## REQUIREMENT
Reproduce the records exactly.

## DATA FOR THIS EXERCISE
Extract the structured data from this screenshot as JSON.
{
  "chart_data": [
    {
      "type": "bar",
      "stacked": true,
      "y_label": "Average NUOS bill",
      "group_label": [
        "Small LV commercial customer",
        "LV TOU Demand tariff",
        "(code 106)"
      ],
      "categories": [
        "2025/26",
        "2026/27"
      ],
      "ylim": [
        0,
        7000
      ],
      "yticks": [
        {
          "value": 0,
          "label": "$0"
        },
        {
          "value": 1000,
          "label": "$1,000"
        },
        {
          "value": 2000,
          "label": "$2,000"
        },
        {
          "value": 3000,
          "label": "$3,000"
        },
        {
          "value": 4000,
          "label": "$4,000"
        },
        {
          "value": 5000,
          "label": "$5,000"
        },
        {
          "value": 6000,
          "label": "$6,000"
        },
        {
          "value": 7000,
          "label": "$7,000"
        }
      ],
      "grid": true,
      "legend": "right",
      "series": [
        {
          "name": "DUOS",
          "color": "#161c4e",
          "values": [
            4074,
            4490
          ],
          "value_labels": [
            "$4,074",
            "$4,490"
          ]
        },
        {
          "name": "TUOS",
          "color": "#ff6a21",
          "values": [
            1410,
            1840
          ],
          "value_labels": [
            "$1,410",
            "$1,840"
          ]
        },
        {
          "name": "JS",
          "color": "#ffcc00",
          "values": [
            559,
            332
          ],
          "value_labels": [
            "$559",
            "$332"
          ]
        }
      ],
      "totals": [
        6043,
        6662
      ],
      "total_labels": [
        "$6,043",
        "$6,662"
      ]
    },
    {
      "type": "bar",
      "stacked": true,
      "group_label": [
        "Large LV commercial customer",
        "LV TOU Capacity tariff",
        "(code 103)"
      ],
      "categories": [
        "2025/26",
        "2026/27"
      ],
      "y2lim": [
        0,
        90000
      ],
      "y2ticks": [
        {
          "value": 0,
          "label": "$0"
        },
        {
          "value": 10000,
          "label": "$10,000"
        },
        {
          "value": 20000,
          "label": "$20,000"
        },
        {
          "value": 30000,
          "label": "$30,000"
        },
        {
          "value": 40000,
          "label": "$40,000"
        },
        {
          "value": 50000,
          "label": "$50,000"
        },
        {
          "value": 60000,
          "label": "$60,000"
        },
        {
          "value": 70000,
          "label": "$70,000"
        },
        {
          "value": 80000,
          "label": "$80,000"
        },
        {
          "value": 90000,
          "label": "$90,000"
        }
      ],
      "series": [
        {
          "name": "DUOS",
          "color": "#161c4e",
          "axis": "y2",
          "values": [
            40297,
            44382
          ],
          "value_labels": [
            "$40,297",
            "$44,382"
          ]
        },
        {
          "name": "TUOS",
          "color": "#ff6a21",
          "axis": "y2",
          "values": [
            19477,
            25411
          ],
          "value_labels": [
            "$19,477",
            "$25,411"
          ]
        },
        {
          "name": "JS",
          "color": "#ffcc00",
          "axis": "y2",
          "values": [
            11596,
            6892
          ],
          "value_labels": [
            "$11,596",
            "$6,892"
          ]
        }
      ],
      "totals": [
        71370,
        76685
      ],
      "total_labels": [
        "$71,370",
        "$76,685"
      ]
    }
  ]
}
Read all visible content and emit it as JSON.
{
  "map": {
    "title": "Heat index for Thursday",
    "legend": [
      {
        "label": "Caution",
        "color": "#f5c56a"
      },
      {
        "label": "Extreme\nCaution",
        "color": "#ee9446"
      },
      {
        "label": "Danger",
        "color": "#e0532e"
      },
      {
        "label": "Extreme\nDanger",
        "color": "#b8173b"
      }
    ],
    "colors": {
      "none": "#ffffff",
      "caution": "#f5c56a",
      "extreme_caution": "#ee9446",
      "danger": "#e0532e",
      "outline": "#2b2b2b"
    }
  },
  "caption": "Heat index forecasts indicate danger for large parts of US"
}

## RESPONSE FOR THIS EXERCISE
Extract the structured data from this screenshot as JSON.
{
  "chart_data": [
    {
      "type": "bar",
      "stacked": true,
      "y_label": "Average NUOS bill",
      "group_label": [
        "Small LV commercial customer",
        "LV TOU Demand tariff",
        "(code 106)"
      ],
      "categories": [
        "2025/26",
        "2026/27"
      ],
      "ylim": [
        0,
        7000
      ],
      "yticks": [
        {
          "value": 0,
          "label": "$0"
        },
        {
          "value": 1000,
          "label": "$1,000"
        },
        {
          "value": 2000,
          "label": "$2,000"
        },
        {
          "value": 3000,
          "label": "$3,000"
        },
        {
          "value": 4000,
          "label": "$4,000"
        },
        {
          "value": 5000,
          "label": "$5,000"
        },
        {
          "value": 6000,
          "label": "$6,000"
        },
        {
          "value": 7000,
          "label": "$7,000"
        }
      ],
      "grid": true,
      "legend": "right",
      "series": [
        {
          "name": "DUOS",
          "color": "#161c4e",
          "values": [
            4074,
            4490
          ],
          "value_labels": [
            "$4,074",
            "$4,490"
          ]
        },
        {
          "name": "TUOS",
          "color": "#ff6a21",
          "values": [
            1410,
            1840
          ],
          "value_labels": [
            "$1,410",
            "$1,840"
          ]
        },
        {
          "name": "JS",
          "color": "#ffcc00",
          "values": [
            559,
            332
          ],
          "value_labels": [
            "$559",
            "$332"
          ]
        }
      ],
      "totals": [
        6043,
        6662
      ],
      "total_labels": [
        "$6,043",
        "$6,662"
      ]
    },
    {
      "type": "bar",
      "stacked": true,
      "group_label": [
        "Large LV commercial customer",
        "LV TOU Capacity tariff",
        "(code 103)"
      ],
      "categories": [
        "2025/26",
        "2026/27"
      ],
      "y2lim": [
        0,
        90000
      ],
      "y2ticks": [
        {
          "value": 0,
          "label": "$0"
        },
        {
          "value": 10000,
          "label": "$10,000"
        },
        {
          "value": 20000,
          "label": "$20,000"
        },
        {
          "value": 30000,
          "label": "$30,000"
        },
        {
          "value": 40000,
          "label": "$40,000"
        },
        {
          "value": 50000,
          "label": "$50,000"
        },
        {
          "value": 60000,
          "label": "$60,000"
        },
        {
          "value": 70000,
          "label": "$70,000"
        },
        {
          "value": 80000,
          "label": "$80,000"
        },
        {
          "value": 90000,
          "label": "$90,000"
        }
      ],
      "series": [
        {
          "name": "DUOS",
          "color": "#161c4e",
          "axis": "y2",
          "values": [
            40297,
            44382
          ],
          "value_labels": [
            "$40,297",
            "$44,382"
          ]
        },
        {
          "name": "TUOS",
          "color": "#ff6a21",
          "axis": "y2",
          "values": [
            19477,
            25411
          ],
          "value_labels": [
            "$19,477",
            "$25,411"
          ]
        },
        {
          "name": "JS",
          "color": "#ffcc00",
          "axis": "y2",
          "values": [
            11596,
            6892
          ],
          "value_labels": [
            "$11,596",
            "$6,892"
          ]
        }
      ],
      "totals": [
        71370,
        76685
      ],
      "total_labels": [
        "$71,370",
        "$76,685"
      ]
    }
  ]
}
Read all visible content and emit it as JSON.
{
  "map": {
    "title": "Heat index for Thursday",
    "legend": [
      {
        "label": "Caution",
        "color": "#f5c56a"
      },
      {
        "label": "Extreme\nCaution",
        "color": "#ee9446"
      },
      {
        "label": "Danger",
        "color": "#e0532e"
      },
      {
        "label": "Extreme\nDanger",
        "color": "#b8173b"
      }
    ],
    "colors": {
      "none": "#ffffff",
      "caution": "#f5c56a",
      "extreme_caution": "#ee9446",
      "danger": "#e0532e",
      "outline": "#2b2b2b"
    }
  },
  "caption": "Heat index forecasts indicate danger for large parts of US"
}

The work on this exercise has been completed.